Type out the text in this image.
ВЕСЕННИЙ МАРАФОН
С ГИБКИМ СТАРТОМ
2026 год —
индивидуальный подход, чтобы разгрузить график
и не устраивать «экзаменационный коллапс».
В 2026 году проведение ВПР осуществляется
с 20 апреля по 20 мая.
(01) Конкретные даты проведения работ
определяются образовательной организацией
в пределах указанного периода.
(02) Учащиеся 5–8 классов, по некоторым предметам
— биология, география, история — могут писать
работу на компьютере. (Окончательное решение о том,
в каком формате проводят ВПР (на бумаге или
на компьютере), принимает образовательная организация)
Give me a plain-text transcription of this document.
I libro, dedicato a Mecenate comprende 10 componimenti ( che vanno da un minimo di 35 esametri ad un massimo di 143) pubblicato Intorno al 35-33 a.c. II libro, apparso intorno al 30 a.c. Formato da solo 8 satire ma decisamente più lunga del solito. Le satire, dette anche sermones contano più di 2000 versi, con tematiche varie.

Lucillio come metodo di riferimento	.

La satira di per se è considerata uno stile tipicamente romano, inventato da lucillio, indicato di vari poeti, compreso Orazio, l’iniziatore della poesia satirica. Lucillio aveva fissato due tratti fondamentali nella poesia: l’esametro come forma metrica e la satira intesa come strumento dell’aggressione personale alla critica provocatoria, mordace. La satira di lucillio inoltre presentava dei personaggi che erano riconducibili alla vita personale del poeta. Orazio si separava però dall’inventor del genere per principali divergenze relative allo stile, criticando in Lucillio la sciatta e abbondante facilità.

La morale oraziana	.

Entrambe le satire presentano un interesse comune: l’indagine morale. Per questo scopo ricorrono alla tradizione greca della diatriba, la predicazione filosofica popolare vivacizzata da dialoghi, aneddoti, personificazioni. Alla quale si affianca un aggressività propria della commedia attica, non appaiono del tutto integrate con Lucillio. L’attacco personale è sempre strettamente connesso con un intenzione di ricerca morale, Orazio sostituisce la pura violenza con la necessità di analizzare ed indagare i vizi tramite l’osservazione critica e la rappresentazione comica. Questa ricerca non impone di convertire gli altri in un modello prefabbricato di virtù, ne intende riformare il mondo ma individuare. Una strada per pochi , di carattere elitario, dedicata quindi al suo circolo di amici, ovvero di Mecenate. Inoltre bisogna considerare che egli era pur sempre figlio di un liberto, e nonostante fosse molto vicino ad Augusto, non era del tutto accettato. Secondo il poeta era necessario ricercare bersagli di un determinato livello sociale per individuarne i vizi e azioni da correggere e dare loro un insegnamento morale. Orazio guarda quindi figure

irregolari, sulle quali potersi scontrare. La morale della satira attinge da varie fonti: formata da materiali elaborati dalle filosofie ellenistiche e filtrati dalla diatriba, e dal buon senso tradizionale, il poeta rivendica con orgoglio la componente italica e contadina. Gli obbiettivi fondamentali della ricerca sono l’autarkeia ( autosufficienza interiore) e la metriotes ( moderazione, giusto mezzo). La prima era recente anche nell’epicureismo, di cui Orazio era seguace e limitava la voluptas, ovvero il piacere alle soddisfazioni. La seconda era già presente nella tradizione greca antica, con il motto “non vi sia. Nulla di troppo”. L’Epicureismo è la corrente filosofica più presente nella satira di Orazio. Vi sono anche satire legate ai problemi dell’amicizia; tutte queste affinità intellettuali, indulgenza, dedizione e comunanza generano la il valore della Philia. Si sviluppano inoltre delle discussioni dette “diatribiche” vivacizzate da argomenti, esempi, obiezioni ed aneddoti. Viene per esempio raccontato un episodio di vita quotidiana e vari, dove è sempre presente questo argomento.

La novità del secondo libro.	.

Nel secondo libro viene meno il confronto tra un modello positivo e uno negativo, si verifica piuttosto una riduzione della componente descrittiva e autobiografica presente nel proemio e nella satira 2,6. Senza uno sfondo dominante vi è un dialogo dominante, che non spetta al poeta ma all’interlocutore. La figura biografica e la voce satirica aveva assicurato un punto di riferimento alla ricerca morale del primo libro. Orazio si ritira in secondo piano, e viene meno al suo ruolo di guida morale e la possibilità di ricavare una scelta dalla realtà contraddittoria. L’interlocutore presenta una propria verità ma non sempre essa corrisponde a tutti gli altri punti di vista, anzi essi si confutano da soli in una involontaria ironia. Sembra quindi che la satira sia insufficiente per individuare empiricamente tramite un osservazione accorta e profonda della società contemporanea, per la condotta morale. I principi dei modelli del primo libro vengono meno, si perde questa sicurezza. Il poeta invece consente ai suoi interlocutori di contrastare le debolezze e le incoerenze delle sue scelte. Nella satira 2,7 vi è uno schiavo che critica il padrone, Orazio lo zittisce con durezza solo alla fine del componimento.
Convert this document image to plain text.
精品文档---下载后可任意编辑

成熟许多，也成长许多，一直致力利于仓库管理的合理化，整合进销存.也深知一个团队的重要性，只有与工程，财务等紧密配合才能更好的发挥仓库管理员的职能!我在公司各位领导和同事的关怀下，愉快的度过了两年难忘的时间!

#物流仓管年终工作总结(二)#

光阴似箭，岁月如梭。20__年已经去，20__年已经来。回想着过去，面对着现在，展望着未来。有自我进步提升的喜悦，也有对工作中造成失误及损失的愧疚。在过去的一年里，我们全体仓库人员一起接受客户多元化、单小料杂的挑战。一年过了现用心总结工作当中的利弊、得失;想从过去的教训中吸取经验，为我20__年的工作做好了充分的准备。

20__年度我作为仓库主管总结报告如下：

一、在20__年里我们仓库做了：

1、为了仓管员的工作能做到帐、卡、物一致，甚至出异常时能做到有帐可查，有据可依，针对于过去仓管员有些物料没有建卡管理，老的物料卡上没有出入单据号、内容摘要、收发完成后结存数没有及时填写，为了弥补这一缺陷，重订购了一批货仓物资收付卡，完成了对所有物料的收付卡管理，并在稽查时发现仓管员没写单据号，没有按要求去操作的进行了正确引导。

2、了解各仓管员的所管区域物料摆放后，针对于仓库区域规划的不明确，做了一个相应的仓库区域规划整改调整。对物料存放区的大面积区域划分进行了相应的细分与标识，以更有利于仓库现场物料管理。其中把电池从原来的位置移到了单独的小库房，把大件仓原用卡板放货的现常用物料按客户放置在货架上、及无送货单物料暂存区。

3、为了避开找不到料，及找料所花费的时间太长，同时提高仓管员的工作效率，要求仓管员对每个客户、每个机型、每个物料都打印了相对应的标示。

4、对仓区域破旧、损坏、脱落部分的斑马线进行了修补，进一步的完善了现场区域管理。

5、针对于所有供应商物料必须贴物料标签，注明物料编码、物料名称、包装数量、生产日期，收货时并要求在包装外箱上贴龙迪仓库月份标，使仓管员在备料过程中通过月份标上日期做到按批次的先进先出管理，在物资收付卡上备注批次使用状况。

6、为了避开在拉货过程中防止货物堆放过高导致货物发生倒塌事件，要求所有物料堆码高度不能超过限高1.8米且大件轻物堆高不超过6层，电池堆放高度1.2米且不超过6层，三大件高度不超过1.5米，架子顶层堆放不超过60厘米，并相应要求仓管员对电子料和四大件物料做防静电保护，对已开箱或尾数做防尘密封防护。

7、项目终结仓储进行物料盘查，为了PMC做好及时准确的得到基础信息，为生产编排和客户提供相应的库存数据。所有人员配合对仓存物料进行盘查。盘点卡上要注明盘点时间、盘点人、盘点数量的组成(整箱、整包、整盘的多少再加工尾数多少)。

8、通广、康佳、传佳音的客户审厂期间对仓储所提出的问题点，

•••

Give an exact copy of all the data shown above.

Type out the text in this image.
ВЕСЕННИЙ МАРАФОН
С ГИБКИМ СТАРТОМ
2026 год —
индивидуальный подход, чтобы разгрузить график
и не устраивать «экзаменационный коллапс».
В 2026 году проведение ВПР осуществляется
с 20 апреля по 20 мая.
(01) Конкретные даты проведения работ
определяются образовательной организацией
в пределах указанного периода.
(02) Учащиеся 5–8 классов, по некоторым предметам
— биология, география, история — могут писать
работу на компьютере. (Окончательное решение о том,
в каком формате проводят ВПР (на бумаге или
на компьютере), принимает образовательная организация)
Give me a plain-text transcription of this document.
I libro, dedicato a Mecenate comprende 10 componimenti ( che vanno da un minimo di 35 esametri ad un massimo di 143) pubblicato Intorno al 35-33 a.c. II libro, apparso intorno al 30 a.c. Formato da solo 8 satire ma decisamente più lunga del solito. Le satire, dette anche sermones contano più di 2000 versi, con tematiche varie.

Lucillio come metodo di riferimento	.

La satira di per se è considerata uno stile tipicamente romano, inventato da lucillio, indicato di vari poeti, compreso Orazio, l’iniziatore della poesia satirica. Lucillio aveva fissato due tratti fondamentali nella poesia: l’esametro come forma metrica e la satira intesa come strumento dell’aggressione personale alla critica provocatoria, mordace. La satira di lucillio inoltre presentava dei personaggi che erano riconducibili alla vita personale del poeta. Orazio si separava però dall’inventor del genere per principali divergenze relative allo stile, criticando in Lucillio la sciatta e abbondante facilità.

La morale oraziana	.

Entrambe le satire presentano un interesse comune: l’indagine morale. Per questo scopo ricorrono alla tradizione greca della diatriba, la predicazione filosofica popolare vivacizzata da dialoghi, aneddoti, personificazioni. Alla quale si affianca un aggressività propria della commedia attica, non appaiono del tutto integrate con Lucillio. L’attacco personale è sempre strettamente connesso con un intenzione di ricerca morale, Orazio sostituisce la pura violenza con la necessità di analizzare ed indagare i vizi tramite l’osservazione critica e la rappresentazione comica. Questa ricerca non impone di convertire gli altri in un modello prefabbricato di virtù, ne intende riformare il mondo ma individuare. Una strada per pochi , di carattere elitario, dedicata quindi al suo circolo di amici, ovvero di Mecenate. Inoltre bisogna considerare che egli era pur sempre figlio di un liberto, e nonostante fosse molto vicino ad Augusto, non era del tutto accettato. Secondo il poeta era necessario ricercare bersagli di un determinato livello sociale per individuarne i vizi e azioni da correggere e dare loro un insegnamento morale. Orazio guarda quindi figure

irregolari, sulle quali potersi scontrare. La morale della satira attinge da varie fonti: formata da materiali elaborati dalle filosofie ellenistiche e filtrati dalla diatriba, e dal buon senso tradizionale, il poeta rivendica con orgoglio la componente italica e contadina. Gli obbiettivi fondamentali della ricerca sono l’autarkeia ( autosufficienza interiore) e la metriotes ( moderazione, giusto mezzo). La prima era recente anche nell’epicureismo, di cui Orazio era seguace e limitava la voluptas, ovvero il piacere alle soddisfazioni. La seconda era già presente nella tradizione greca antica, con il motto “non vi sia. Nulla di troppo”. L’Epicureismo è la corrente filosofica più presente nella satira di Orazio. Vi sono anche satire legate ai problemi dell’amicizia; tutte queste affinità intellettuali, indulgenza, dedizione e comunanza generano la il valore della Philia. Si sviluppano inoltre delle discussioni dette “diatribiche” vivacizzate da argomenti, esempi, obiezioni ed aneddoti. Viene per esempio raccontato un episodio di vita quotidiana e vari, dove è sempre presente questo argomento.

La novità del secondo libro.	.

Nel secondo libro viene meno il confronto tra un modello positivo e uno negativo, si verifica piuttosto una riduzione della componente descrittiva e autobiografica presente nel proemio e nella satira 2,6. Senza uno sfondo dominante vi è un dialogo dominante, che non spetta al poeta ma all’interlocutore. La figura biografica e la voce satirica aveva assicurato un punto di riferimento alla ricerca morale del primo libro. Orazio si ritira in secondo piano, e viene meno al suo ruolo di guida morale e la possibilità di ricavare una scelta dalla realtà contraddittoria. L’interlocutore presenta una propria verità ma non sempre essa corrisponde a tutti gli altri punti di vista, anzi essi si confutano da soli in una involontaria ironia. Sembra quindi che la satira sia insufficiente per individuare empiricamente tramite un osservazione accorta e profonda della società contemporanea, per la condotta morale. I principi dei modelli del primo libro vengono meno, si perde questa sicurezza. Il poeta invece consente ai suoi interlocutori di contrastare le debolezze e le incoerenze delle sue scelte. Nella satira 2,7 vi è uno schiavo che critica il padrone, Orazio lo zittisce con durezza solo alla fine del componimento.
Convert this document image to plain text.
精品文档---下载后可任意编辑

成熟许多，也成长许多，一直致力利于仓库管理的合理化，整合进销存.也深知一个团队的重要性，只有与工程，财务等紧密配合才能更好的发挥仓库管理员的职能!我在公司各位领导和同事的关怀下，愉快的度过了两年难忘的时间!

#物流仓管年终工作总结(二)#

光阴似箭，岁月如梭。20__年已经去，20__年已经来。回想着过去，面对着现在，展望着未来。有自我进步提升的喜悦，也有对工作中造成失误及损失的愧疚。在过去的一年里，我们全体仓库人员一起接受客户多元化、单小料杂的挑战。一年过了现用心总结工作当中的利弊、得失;想从过去的教训中吸取经验，为我20__年的工作做好了充分的准备。

20__年度我作为仓库主管总结报告如下：

一、在20__年里我们仓库做了：

1、为了仓管员的工作能做到帐、卡、物一致，甚至出异常时能做到有帐可查，有据可依，针对于过去仓管员有些物料没有建卡管理，老的物料卡上没有出入单据号、内容摘要、收发完成后结存数没有及时填写，为了弥补这一缺陷，重订购了一批货仓物资收付卡，完成了对所有物料的收付卡管理，并在稽查时发现仓管员没写单据号，没有按要求去操作的进行了正确引导。

2、了解各仓管员的所管区域物料摆放后，针对于仓库区域规划的不明确，做了一个相应的仓库区域规划整改调整。对物料存放区的大面积区域划分进行了相应的细分与标识，以更有利于仓库现场物料管理。其中把电池从原来的位置移到了单独的小库房，把大件仓原用卡板放货的现常用物料按客户放置在货架上、及无送货单物料暂存区。

3、为了避开找不到料，及找料所花费的时间太长，同时提高仓管员的工作效率，要求仓管员对每个客户、每个机型、每个物料都打印了相对应的标示。

4、对仓区域破旧、损坏、脱落部分的斑马线进行了修补，进一步的完善了现场区域管理。

5、针对于所有供应商物料必须贴物料标签，注明物料编码、物料名称、包装数量、生产日期，收货时并要求在包装外箱上贴龙迪仓库月份标，使仓管员在备料过程中通过月份标上日期做到按批次的先进先出管理，在物资收付卡上备注批次使用状况。

6、为了避开在拉货过程中防止货物堆放过高导致货物发生倒塌事件，要求所有物料堆码高度不能超过限高1.8米且大件轻物堆高不超过6层，电池堆放高度1.2米且不超过6层，三大件高度不超过1.5米，架子顶层堆放不超过60厘米，并相应要求仓管员对电子料和四大件物料做防静电保护，对已开箱或尾数做防尘密封防护。

7、项目终结仓储进行物料盘查，为了PMC做好及时准确的得到基础信息，为生产编排和客户提供相应的库存数据。所有人员配合对仓存物料进行盘查。盘点卡上要注明盘点时间、盘点人、盘点数量的组成(整箱、整包、整盘的多少再加工尾数多少)。

8、通广、康佳、传佳音的客户审厂期间对仓储所提出的问题点，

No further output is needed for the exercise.